#### Exercise task:
Write out each entry again. Keep every word exactly as it is.

::: Records provided

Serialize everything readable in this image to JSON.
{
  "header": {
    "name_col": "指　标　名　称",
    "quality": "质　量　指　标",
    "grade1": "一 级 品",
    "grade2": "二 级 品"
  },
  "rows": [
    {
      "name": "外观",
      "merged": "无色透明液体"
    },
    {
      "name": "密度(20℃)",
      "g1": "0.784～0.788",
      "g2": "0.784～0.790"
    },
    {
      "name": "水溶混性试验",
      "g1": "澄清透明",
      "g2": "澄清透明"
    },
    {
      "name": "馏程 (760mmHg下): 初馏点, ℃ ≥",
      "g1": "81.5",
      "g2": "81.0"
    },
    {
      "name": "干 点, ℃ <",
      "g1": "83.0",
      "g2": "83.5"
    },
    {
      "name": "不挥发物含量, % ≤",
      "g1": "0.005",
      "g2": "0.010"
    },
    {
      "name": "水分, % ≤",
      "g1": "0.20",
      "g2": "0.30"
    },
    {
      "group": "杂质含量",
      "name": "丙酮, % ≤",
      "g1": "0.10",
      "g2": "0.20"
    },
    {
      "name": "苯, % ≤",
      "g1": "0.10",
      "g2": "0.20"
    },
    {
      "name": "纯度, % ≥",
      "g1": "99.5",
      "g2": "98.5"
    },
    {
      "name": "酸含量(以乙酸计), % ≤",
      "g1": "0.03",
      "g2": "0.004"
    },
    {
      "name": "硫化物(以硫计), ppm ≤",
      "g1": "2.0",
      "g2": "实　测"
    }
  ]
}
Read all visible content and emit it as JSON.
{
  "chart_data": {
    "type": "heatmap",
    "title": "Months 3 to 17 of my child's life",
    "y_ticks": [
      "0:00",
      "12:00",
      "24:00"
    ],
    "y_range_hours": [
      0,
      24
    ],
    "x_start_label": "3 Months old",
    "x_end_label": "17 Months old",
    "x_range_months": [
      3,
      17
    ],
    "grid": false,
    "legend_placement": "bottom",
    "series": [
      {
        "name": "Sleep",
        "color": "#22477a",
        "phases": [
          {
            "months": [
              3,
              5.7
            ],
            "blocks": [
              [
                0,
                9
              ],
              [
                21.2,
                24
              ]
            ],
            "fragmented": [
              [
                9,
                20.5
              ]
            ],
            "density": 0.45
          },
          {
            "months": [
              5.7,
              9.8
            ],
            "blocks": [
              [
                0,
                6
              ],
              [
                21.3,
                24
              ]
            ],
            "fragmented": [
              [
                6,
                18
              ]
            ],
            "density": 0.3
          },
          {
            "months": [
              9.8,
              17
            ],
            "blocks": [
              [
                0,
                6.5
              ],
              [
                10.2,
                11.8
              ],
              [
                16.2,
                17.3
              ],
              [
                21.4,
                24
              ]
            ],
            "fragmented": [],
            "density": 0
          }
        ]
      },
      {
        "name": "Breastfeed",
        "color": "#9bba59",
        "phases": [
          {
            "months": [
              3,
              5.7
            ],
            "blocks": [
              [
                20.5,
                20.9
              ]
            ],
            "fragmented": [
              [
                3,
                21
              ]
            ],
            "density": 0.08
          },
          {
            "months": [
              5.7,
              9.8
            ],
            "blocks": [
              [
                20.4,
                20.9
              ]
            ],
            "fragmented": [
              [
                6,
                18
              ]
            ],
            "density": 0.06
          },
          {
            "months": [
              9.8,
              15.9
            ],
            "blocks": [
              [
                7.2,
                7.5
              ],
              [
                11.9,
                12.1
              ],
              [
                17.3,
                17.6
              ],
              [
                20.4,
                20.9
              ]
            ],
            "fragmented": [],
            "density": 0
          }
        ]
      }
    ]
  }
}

::::::

#### Written answer:
Serialize everything readable in this image to JSON.
{
  "header": {
    "name_col": "指　标　名　称",
    "quality": "质　量　指　标",
    "grade1": "一 级 品",
    "grade2": "二 级 品"
  },
  "rows": [
    {
      "name": "外观",
      "merged": "无色透明液体"
    },
    {
      "name": "密度(20℃)",
      "g1": "0.784～0.788",
      "g2": "0.784～0.790"
    },
    {
      "name": "水溶混性试验",
      "g1": "澄清透明",
      "g2": "澄清透明"
    },
    {
      "name": "馏程 (760mmHg下): 初馏点, ℃ ≥",
      "g1": "81.5",
      "g2": "81.0"
    },
    {
      "name": "干 点, ℃ <",
      "g1": "83.0",
      "g2": "83.5"
    },
    {
      "name": "不挥发物含量, % ≤",
      "g1": "0.005",
      "g2": "0.010"
    },
    {
      "name": "水分, % ≤",
      "g1": "0.20",
      "g2": "0.30"
    },
    {
      "group": "杂质含量",
      "name": "丙酮, % ≤",
      "g1": "0.10",
      "g2": "0.20"
    },
    {
      "name": "苯, % ≤",
      "g1": "0.10",
      "g2": "0.20"
    },
    {
      "name": "纯度, % ≥",
      "g1": "99.5",
      "g2": "98.5"
    },
    {
      "name": "酸含量(以乙酸计), % ≤",
      "g1": "0.03",
      "g2": "0.004"
    },
    {
      "name": "硫化物(以硫计), ppm ≤",
      "g1": "2.0",
      "g2": "实　测"
    }
  ]
}
Read all visible content and emit it as JSON.
{
  "chart_data": {
    "type": "heatmap",
    "title": "Months 3 to 17 of my child's life",
    "y_ticks": [
      "0:00",
      "12:00",
      "24:00"
    ],
    "y_range_hours": [
      0,
      24
    ],
    "x_start_label": "3 Months old",
    "x_end_label": "17 Months old",
    "x_range_months": [
      3,
      17
    ],
    "grid": false,
    "legend_placement": "bottom",
    "series": [
      {
        "name": "Sleep",
        "color": "#22477a",
        "phases": [
          {
            "months": [
              3,
              5.7
            ],
            "blocks": [
              [
                0,
                9
              ],
              [
                21.2,
                24
              ]
            ],
            "fragmented": [
              [
                9,
                20.5
              ]
            ],
            "density": 0.45
          },
          {
            "months": [
              5.7,
              9.8
            ],
            "blocks": [
              [
                0,
                6
              ],
              [
                21.3,
                24
              ]
            ],
            "fragmented": [
              [
                6,
                18
              ]
            ],
            "density": 0.3
          },
          {
            "months": [
              9.8,
              17
            ],
            "blocks": [
              [
                0,
                6.5
              ],
              [
                10.2,
                11.8
              ],
              [
                16.2,
                17.3
              ],
              [
                21.4,
                24
              ]
            ],
            "fragmented": [],
            "density": 0
          }
        ]
      },
      {
        "name": "Breastfeed",
        "color": "#9bba59",
        "phases": [
          {
            "months": [
              3,
              5.7
            ],
            "blocks": [
              [
                20.5,
                20.9
              ]
            ],
            "fragmented": [
              [
                3,
                21
              ]
            ],
            "density": 0.08
          },
          {
            "months": [
              5.7,
              9.8
            ],
            "blocks": [
              [
                20.4,
                20.9
              ]
            ],
            "fragmented": [
              [
                6,
                18
              ]
            ],
            "density": 0.06
          },
          {
            "months": [
              9.8,
              15.9
            ],
            "blocks": [
              [
                7.2,
                7.5
              ],
              [
                11.9,
                12.1
              ],
              [
                17.3,
                17.6
              ],
              [
                20.4,
                20.9
              ]
            ],
            "fragmented": [],
            "density": 0
          }
        ]
      }
    ]
  }
}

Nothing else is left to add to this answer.